## [Given task]
Output all of the data below exactly as given.

(Data extracted from a collection)
+ + + + + + +

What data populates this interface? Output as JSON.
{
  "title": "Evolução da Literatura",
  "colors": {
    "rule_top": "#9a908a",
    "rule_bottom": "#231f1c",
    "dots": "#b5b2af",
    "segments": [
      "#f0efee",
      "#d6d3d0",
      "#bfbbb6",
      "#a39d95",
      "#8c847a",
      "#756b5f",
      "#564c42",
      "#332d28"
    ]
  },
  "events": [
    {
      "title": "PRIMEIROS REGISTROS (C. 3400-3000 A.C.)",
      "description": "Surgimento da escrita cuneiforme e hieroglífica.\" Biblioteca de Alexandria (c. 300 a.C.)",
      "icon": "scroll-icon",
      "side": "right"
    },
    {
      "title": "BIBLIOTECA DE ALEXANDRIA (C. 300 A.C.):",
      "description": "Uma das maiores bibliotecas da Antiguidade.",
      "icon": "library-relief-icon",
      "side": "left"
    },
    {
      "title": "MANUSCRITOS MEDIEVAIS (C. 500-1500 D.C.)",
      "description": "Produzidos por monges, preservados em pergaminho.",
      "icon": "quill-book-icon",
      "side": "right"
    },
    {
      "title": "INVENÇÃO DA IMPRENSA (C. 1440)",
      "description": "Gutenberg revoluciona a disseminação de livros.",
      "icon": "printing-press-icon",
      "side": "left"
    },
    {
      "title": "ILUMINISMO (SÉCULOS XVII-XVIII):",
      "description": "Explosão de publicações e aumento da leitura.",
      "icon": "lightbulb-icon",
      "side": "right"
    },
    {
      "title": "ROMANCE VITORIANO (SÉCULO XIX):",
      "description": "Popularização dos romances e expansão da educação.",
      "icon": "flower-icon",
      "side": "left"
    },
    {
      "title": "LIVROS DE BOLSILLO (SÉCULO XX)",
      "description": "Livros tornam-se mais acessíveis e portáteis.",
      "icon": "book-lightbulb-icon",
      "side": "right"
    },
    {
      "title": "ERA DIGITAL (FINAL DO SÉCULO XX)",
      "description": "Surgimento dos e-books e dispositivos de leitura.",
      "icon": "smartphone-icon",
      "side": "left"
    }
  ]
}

+ + + + + + +

## [Full response]
What data populates this interface? Output as JSON.
{
  "title": "Evolução da Literatura",
  "colors": {
    "rule_top": "#9a908a",
    "rule_bottom": "#231f1c",
    "dots": "#b5b2af",
    "segments": [
      "#f0efee",
      "#d6d3d0",
      "#bfbbb6",
      "#a39d95",
      "#8c847a",
      "#756b5f",
      "#564c42",
      "#332d28"
    ]
  },
  "events": [
    {
      "title": "PRIMEIROS REGISTROS (C. 3400-3000 A.C.)",
      "description": "Surgimento da escrita cuneiforme e hieroglífica.\" Biblioteca de Alexandria (c. 300 a.C.)",
      "icon": "scroll-icon",
      "side": "right"
    },
    {
      "title": "BIBLIOTECA DE ALEXANDRIA (C. 300 A.C.):",
      "description": "Uma das maiores bibliotecas da Antiguidade.",
      "icon": "library-relief-icon",
      "side": "left"
    },
    {
      "title": "MANUSCRITOS MEDIEVAIS (C. 500-1500 D.C.)",
      "description": "Produzidos por monges, preservados em pergaminho.",
      "icon": "quill-book-icon",
      "side": "right"
    },
    {
      "title": "INVENÇÃO DA IMPRENSA (C. 1440)",
      "description": "Gutenberg revoluciona a disseminação de livros.",
      "icon": "printing-press-icon",
      "side": "left"
    },
    {
      "title": "ILUMINISMO (SÉCULOS XVII-XVIII):",
      "description": "Explosão de publicações e aumento da leitura.",
      "icon": "lightbulb-icon",
      "side": "right"
    },
    {
      "title": "ROMANCE VITORIANO (SÉCULO XIX):",
      "description": "Popularização dos romances e expansão da educação.",
      "icon": "flower-icon",
      "side": "left"
    },
    {
      "title": "LIVROS DE BOLSILLO (SÉCULO XX)",
      "description": "Livros tornam-se mais acessíveis e portáteis.",
      "icon": "book-lightbulb-icon",
      "side": "right"
    },
    {
      "title": "ERA DIGITAL (FINAL DO SÉCULO XX)",
      "description": "Surgimento dos e-books e dispositivos de leitura.",
      "icon": "smartphone-icon",
      "side": "left"
    }
  ]
}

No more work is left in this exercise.